Given problem: Retype the entire listing below line for line, with no changes.

Task data:
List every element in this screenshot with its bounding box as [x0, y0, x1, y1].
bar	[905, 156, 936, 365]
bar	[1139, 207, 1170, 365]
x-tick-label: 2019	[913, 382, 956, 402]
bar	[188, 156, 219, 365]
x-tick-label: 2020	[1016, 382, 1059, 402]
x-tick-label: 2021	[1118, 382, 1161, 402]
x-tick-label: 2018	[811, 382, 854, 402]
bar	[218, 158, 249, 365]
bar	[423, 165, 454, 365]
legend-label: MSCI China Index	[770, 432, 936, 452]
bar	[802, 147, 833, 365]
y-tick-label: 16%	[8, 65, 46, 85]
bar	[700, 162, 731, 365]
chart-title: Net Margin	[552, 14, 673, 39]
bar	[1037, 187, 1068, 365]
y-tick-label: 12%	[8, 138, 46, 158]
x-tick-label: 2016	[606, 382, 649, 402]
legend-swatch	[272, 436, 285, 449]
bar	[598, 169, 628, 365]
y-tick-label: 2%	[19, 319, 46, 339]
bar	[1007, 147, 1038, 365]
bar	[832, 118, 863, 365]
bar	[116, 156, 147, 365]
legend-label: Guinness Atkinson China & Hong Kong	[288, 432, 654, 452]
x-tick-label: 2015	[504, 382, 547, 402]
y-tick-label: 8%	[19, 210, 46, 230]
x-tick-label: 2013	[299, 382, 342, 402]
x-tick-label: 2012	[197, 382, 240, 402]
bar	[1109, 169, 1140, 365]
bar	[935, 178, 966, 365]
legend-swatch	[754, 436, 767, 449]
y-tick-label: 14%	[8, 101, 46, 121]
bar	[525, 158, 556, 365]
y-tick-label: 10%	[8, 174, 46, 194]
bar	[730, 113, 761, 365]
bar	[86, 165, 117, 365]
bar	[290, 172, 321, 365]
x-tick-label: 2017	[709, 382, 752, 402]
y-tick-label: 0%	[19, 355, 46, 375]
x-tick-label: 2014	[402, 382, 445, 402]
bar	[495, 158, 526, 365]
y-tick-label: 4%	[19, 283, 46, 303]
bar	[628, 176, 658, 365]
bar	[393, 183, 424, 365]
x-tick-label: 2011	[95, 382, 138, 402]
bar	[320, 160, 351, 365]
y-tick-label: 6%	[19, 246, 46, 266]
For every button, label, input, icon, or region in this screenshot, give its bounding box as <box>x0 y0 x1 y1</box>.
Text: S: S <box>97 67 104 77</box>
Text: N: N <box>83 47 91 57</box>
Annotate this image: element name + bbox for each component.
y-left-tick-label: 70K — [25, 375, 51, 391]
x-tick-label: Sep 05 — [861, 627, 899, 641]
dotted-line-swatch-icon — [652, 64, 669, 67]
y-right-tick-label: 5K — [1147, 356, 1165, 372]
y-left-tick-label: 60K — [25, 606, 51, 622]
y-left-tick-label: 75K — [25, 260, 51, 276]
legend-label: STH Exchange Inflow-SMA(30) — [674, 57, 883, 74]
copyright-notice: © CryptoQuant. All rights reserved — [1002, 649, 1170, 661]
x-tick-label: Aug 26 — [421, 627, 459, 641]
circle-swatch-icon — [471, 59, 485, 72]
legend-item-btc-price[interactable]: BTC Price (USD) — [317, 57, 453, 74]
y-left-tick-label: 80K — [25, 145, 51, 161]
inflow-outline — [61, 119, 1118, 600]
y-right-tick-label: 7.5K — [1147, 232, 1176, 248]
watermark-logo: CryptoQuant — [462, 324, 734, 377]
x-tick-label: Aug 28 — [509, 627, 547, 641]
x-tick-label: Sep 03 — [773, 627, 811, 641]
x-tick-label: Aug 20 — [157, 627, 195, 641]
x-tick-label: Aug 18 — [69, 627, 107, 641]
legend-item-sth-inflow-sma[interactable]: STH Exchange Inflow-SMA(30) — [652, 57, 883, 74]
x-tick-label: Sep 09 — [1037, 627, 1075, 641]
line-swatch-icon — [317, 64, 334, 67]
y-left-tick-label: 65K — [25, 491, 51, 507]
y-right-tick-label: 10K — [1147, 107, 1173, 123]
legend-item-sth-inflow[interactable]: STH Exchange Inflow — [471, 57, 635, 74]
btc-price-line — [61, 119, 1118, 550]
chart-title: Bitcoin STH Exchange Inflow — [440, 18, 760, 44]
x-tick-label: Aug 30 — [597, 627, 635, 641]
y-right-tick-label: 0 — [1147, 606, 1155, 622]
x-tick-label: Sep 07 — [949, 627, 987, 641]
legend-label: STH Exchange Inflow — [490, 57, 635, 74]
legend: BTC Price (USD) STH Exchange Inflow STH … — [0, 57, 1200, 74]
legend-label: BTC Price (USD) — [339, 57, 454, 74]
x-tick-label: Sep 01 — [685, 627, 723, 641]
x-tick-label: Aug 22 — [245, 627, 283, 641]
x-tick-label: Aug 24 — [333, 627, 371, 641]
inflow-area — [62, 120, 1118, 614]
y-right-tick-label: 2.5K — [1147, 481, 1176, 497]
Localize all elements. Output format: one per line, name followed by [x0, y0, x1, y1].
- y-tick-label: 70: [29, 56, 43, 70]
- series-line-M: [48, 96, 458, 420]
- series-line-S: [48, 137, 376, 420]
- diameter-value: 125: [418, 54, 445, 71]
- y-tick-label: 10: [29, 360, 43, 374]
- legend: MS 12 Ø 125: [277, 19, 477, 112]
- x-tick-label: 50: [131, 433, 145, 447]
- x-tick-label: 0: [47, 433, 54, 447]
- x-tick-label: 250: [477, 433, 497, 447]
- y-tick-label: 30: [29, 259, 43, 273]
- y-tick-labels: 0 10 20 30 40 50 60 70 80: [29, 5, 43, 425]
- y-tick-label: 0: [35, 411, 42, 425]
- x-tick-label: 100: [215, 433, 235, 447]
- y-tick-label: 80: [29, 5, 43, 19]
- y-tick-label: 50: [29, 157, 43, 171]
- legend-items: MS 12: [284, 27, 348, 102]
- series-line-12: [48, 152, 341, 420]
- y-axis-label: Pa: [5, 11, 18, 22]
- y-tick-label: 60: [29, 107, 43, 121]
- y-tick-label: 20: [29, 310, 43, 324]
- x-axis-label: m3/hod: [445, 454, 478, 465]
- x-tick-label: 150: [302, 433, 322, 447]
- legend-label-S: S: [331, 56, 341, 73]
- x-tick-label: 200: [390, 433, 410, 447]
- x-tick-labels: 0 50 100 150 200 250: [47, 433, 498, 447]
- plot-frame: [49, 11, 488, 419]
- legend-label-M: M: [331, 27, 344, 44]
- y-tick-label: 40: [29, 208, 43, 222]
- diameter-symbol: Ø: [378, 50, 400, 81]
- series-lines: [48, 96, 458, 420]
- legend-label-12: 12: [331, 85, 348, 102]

The completed task:
List every element in this screenshot with its bounding box as [x0, y0, x1, y1].
bar	[905, 156, 936, 365]
bar	[1139, 207, 1170, 365]
x-tick-label: 2019	[913, 382, 956, 402]
bar	[188, 156, 219, 365]
x-tick-label: 2020	[1016, 382, 1059, 402]
x-tick-label: 2021	[1118, 382, 1161, 402]
x-tick-label: 2018	[811, 382, 854, 402]
bar	[218, 158, 249, 365]
bar	[423, 165, 454, 365]
legend-label: MSCI China Index	[770, 432, 936, 452]
bar	[802, 147, 833, 365]
y-tick-label: 16%	[8, 65, 46, 85]
bar	[700, 162, 731, 365]
chart-title: Net Margin	[552, 14, 673, 39]
bar	[1037, 187, 1068, 365]
y-tick-label: 12%	[8, 138, 46, 158]
x-tick-label: 2016	[606, 382, 649, 402]
legend-swatch	[272, 436, 285, 449]
bar	[598, 169, 628, 365]
y-tick-label: 2%	[19, 319, 46, 339]
bar	[1007, 147, 1038, 365]
bar	[832, 118, 863, 365]
bar	[116, 156, 147, 365]
legend-label: Guinness Atkinson China & Hong Kong	[288, 432, 654, 452]
x-tick-label: 2015	[504, 382, 547, 402]
y-tick-label: 8%	[19, 210, 46, 230]
x-tick-label: 2013	[299, 382, 342, 402]
x-tick-label: 2012	[197, 382, 240, 402]
bar	[1109, 169, 1140, 365]
bar	[935, 178, 966, 365]
legend-swatch	[754, 436, 767, 449]
y-tick-label: 14%	[8, 101, 46, 121]
bar	[525, 158, 556, 365]
y-tick-label: 10%	[8, 174, 46, 194]
bar	[730, 113, 761, 365]
bar	[86, 165, 117, 365]
bar	[290, 172, 321, 365]
x-tick-label: 2017	[709, 382, 752, 402]
y-tick-label: 0%	[19, 355, 46, 375]
x-tick-label: 2014	[402, 382, 445, 402]
bar	[495, 158, 526, 365]
y-tick-label: 4%	[19, 283, 46, 303]
bar	[628, 176, 658, 365]
bar	[393, 183, 424, 365]
x-tick-label: 2011	[95, 382, 138, 402]
bar	[320, 160, 351, 365]
y-tick-label: 6%	[19, 246, 46, 266]
For every button, label, input, icon, or region in this screenshot, give its bounding box as <box>x0 y0 x1 y1</box>.
Text: S: S <box>97 67 104 77</box>
Text: N: N <box>83 47 91 57</box>
Annotate this image: element name + bbox for each component.
y-left-tick-label: 70K — [25, 375, 51, 391]
x-tick-label: Sep 05 — [861, 627, 899, 641]
dotted-line-swatch-icon — [652, 64, 669, 67]
y-right-tick-label: 5K — [1147, 356, 1165, 372]
y-left-tick-label: 60K — [25, 606, 51, 622]
y-left-tick-label: 75K — [25, 260, 51, 276]
legend-label: STH Exchange Inflow-SMA(30) — [674, 57, 883, 74]
copyright-notice: © CryptoQuant. All rights reserved — [1002, 649, 1170, 661]
x-tick-label: Aug 26 — [421, 627, 459, 641]
circle-swatch-icon — [471, 59, 485, 72]
legend-item-btc-price[interactable]: BTC Price (USD) — [317, 57, 453, 74]
y-left-tick-label: 80K — [25, 145, 51, 161]
inflow-outline — [61, 119, 1118, 600]
y-right-tick-label: 7.5K — [1147, 232, 1176, 248]
watermark-logo: CryptoQuant — [462, 324, 734, 377]
x-tick-label: Aug 28 — [509, 627, 547, 641]
x-tick-label: Sep 03 — [773, 627, 811, 641]
x-tick-label: Aug 20 — [157, 627, 195, 641]
x-tick-label: Aug 18 — [69, 627, 107, 641]
legend-item-sth-inflow-sma[interactable]: STH Exchange Inflow-SMA(30) — [652, 57, 883, 74]
x-tick-label: Sep 09 — [1037, 627, 1075, 641]
line-swatch-icon — [317, 64, 334, 67]
y-left-tick-label: 65K — [25, 491, 51, 507]
y-right-tick-label: 10K — [1147, 107, 1173, 123]
legend-item-sth-inflow[interactable]: STH Exchange Inflow — [471, 57, 635, 74]
btc-price-line — [61, 119, 1118, 550]
chart-title: Bitcoin STH Exchange Inflow — [440, 18, 760, 44]
x-tick-label: Aug 30 — [597, 627, 635, 641]
y-right-tick-label: 0 — [1147, 606, 1155, 622]
x-tick-label: Sep 07 — [949, 627, 987, 641]
legend-label: STH Exchange Inflow — [490, 57, 635, 74]
legend: BTC Price (USD) STH Exchange Inflow STH … — [0, 57, 1200, 74]
legend-label: BTC Price (USD) — [339, 57, 454, 74]
x-tick-label: Sep 01 — [685, 627, 723, 641]
x-tick-label: Aug 22 — [245, 627, 283, 641]
x-tick-label: Aug 24 — [333, 627, 371, 641]
inflow-area — [62, 120, 1118, 614]
y-right-tick-label: 2.5K — [1147, 481, 1176, 497]
Localize all elements. Output format: one per line, name followed by [x0, y0, x1, y1].
- y-tick-label: 70: [29, 56, 43, 70]
- series-line-M: [48, 96, 458, 420]
- series-line-S: [48, 137, 376, 420]
- diameter-value: 125: [418, 54, 445, 71]
- y-tick-label: 10: [29, 360, 43, 374]
- legend: MS 12 Ø 125: [277, 19, 477, 112]
- x-tick-label: 50: [131, 433, 145, 447]
- x-tick-label: 0: [47, 433, 54, 447]
- x-tick-label: 250: [477, 433, 497, 447]
- y-tick-label: 30: [29, 259, 43, 273]
- y-tick-labels: 0 10 20 30 40 50 60 70 80: [29, 5, 43, 425]
- y-tick-label: 0: [35, 411, 42, 425]
- x-tick-label: 100: [215, 433, 235, 447]
- y-tick-label: 80: [29, 5, 43, 19]
- y-tick-label: 50: [29, 157, 43, 171]
- legend-items: MS 12: [284, 27, 348, 102]
- series-line-12: [48, 152, 341, 420]
- y-axis-label: Pa: [5, 11, 18, 22]
- y-tick-label: 60: [29, 107, 43, 121]
- y-tick-label: 20: [29, 310, 43, 324]
- x-axis-label: m3/hod: [445, 454, 478, 465]
- x-tick-label: 150: [302, 433, 322, 447]
- legend-label-S: S: [331, 56, 341, 73]
- x-tick-label: 200: [390, 433, 410, 447]
- x-tick-labels: 0 50 100 150 200 250: [47, 433, 498, 447]
- plot-frame: [49, 11, 488, 419]
- legend-label-M: M: [331, 27, 344, 44]
- y-tick-label: 40: [29, 208, 43, 222]
- diameter-symbol: Ø: [378, 50, 400, 81]
- series-lines: [48, 96, 458, 420]
- legend-label-12: 12: [331, 85, 348, 102]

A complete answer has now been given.